**WHAT IS ASKED**
Copy out each line containing "xlabel" from the entries below.

+--

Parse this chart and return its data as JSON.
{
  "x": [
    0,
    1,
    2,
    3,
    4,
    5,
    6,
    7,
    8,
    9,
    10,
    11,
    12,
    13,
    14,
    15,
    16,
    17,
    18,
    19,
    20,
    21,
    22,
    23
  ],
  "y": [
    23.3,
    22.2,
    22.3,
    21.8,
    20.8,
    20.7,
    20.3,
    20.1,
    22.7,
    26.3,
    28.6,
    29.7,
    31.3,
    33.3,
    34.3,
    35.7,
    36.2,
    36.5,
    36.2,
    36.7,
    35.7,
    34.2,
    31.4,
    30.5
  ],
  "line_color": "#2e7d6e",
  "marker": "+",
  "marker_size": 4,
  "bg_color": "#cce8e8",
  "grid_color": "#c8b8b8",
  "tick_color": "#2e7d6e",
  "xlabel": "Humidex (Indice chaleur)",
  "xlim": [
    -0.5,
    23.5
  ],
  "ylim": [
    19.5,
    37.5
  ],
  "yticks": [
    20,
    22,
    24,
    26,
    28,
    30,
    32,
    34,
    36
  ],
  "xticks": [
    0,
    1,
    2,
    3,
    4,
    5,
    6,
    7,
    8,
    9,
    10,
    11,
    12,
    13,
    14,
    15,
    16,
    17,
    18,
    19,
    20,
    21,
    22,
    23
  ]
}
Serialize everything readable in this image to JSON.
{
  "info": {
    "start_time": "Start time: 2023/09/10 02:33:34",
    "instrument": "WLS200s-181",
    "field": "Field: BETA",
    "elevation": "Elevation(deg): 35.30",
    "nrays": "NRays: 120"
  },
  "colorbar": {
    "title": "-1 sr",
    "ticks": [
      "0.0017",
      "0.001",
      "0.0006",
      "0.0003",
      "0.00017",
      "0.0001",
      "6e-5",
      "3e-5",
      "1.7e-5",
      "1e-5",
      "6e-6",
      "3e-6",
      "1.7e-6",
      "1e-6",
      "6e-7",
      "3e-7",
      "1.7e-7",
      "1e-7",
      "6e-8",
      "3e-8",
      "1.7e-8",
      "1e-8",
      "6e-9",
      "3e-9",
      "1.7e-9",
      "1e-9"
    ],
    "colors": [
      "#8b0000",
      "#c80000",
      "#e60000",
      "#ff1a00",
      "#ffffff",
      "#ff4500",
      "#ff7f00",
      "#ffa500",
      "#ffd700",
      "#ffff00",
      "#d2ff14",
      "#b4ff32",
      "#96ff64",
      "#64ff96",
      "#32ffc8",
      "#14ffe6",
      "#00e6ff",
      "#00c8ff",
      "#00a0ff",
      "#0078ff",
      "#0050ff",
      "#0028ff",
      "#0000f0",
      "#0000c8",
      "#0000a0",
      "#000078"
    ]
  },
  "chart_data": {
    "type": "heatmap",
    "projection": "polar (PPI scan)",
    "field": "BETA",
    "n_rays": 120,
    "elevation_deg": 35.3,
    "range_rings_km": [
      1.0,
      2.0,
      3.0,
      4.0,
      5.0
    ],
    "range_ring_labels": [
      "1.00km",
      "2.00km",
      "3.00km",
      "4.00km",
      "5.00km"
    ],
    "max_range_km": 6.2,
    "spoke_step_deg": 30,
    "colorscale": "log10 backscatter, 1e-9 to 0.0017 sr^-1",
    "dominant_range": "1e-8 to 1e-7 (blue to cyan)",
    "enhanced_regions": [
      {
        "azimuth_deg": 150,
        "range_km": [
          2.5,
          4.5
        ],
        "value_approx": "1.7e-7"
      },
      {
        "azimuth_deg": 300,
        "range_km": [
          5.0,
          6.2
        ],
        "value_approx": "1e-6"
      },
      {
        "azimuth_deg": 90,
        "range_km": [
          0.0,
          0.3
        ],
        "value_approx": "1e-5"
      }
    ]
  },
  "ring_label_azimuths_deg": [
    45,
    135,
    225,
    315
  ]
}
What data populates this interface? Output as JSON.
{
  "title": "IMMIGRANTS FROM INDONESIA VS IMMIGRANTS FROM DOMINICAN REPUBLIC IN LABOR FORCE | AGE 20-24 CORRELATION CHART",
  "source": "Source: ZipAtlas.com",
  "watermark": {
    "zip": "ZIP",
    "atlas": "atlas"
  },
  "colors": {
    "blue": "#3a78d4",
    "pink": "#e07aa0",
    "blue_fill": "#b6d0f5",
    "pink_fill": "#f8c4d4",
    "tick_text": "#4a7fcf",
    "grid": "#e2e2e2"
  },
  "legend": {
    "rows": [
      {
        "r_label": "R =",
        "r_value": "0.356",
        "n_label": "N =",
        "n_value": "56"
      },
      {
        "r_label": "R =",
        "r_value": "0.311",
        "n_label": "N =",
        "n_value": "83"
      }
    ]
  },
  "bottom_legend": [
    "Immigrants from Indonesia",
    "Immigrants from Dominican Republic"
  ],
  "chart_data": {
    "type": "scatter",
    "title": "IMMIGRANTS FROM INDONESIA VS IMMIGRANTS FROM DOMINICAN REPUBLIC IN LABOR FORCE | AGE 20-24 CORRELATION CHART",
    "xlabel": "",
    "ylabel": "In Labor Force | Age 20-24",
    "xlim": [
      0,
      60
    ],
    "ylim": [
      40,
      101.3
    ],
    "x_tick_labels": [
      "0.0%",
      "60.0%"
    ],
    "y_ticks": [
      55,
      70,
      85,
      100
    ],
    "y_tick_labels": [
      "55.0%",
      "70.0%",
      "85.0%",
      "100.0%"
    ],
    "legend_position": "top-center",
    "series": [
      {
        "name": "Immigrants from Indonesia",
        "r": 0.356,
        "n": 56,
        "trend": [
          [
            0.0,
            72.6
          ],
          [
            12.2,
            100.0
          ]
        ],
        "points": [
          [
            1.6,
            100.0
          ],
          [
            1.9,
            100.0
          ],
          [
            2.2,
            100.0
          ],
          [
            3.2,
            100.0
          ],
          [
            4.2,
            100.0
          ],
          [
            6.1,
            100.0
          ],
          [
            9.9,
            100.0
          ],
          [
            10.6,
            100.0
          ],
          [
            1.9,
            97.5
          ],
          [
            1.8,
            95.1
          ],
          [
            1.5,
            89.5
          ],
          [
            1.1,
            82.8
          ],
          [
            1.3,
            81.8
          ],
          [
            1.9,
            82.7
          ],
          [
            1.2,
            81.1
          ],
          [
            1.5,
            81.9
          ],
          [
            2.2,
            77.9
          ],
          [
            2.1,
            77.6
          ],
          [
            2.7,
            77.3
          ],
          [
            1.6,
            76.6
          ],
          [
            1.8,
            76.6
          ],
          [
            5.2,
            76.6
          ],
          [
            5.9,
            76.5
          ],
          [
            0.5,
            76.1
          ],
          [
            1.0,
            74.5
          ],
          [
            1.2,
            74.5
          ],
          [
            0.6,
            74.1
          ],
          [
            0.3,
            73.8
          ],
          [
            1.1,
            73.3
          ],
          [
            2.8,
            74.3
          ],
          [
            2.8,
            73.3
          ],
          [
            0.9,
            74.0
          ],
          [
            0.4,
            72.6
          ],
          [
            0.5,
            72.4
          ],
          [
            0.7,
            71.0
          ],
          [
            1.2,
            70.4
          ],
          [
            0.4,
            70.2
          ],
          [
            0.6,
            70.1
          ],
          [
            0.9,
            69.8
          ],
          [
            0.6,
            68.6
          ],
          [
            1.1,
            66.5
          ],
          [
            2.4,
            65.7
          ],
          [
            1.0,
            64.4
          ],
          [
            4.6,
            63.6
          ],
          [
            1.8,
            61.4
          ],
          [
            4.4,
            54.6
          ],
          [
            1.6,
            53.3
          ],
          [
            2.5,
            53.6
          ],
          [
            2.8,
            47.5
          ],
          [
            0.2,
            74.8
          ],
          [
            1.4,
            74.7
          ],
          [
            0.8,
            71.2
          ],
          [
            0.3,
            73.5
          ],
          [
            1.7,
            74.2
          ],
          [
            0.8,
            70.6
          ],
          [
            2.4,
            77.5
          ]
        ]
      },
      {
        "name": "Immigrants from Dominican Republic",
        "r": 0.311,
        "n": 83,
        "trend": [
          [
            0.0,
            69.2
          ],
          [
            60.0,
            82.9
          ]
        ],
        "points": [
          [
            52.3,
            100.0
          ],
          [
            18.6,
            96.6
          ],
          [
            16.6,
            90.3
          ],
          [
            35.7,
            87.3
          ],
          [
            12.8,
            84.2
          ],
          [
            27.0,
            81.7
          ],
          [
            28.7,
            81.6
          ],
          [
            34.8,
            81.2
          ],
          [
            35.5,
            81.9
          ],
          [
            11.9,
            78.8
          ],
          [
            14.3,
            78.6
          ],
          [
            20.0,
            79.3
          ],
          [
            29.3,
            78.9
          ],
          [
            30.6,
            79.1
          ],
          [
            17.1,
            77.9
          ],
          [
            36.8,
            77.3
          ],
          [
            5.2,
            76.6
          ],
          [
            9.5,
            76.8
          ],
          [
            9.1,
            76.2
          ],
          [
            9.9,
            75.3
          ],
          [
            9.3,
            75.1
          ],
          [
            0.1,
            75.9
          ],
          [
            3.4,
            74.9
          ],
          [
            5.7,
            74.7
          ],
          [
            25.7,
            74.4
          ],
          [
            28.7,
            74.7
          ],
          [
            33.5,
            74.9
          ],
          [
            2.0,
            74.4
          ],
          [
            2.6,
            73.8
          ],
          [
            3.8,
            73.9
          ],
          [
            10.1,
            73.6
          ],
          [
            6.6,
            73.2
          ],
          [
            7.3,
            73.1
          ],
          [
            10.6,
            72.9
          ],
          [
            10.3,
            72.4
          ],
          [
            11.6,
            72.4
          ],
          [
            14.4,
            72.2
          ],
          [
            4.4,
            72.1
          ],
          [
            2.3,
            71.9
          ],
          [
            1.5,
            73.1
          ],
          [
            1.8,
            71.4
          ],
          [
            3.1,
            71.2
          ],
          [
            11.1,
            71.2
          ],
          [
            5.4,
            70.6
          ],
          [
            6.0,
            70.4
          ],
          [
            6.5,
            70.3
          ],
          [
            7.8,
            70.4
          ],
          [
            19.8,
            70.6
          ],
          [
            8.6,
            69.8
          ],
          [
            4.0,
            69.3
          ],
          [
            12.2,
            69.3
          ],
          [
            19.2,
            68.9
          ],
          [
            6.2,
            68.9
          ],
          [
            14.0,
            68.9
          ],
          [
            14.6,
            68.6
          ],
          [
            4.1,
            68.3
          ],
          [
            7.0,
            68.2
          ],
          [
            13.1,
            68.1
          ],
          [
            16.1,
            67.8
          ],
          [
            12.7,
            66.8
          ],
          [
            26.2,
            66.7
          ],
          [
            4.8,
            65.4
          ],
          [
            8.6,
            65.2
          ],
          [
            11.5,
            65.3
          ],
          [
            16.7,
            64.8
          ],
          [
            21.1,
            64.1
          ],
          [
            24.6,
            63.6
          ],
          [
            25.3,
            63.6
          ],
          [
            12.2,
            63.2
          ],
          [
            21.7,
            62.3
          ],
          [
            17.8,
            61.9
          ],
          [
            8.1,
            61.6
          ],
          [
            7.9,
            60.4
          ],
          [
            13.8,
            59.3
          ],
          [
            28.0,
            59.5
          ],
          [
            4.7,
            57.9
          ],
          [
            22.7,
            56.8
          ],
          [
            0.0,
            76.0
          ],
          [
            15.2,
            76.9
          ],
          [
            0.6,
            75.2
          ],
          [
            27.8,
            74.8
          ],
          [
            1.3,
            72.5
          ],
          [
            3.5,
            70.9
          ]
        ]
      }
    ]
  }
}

+--

**FULL ANSWER**
  "xlabel": "Humidex (Indice chaleur)",
    "xlabel": "",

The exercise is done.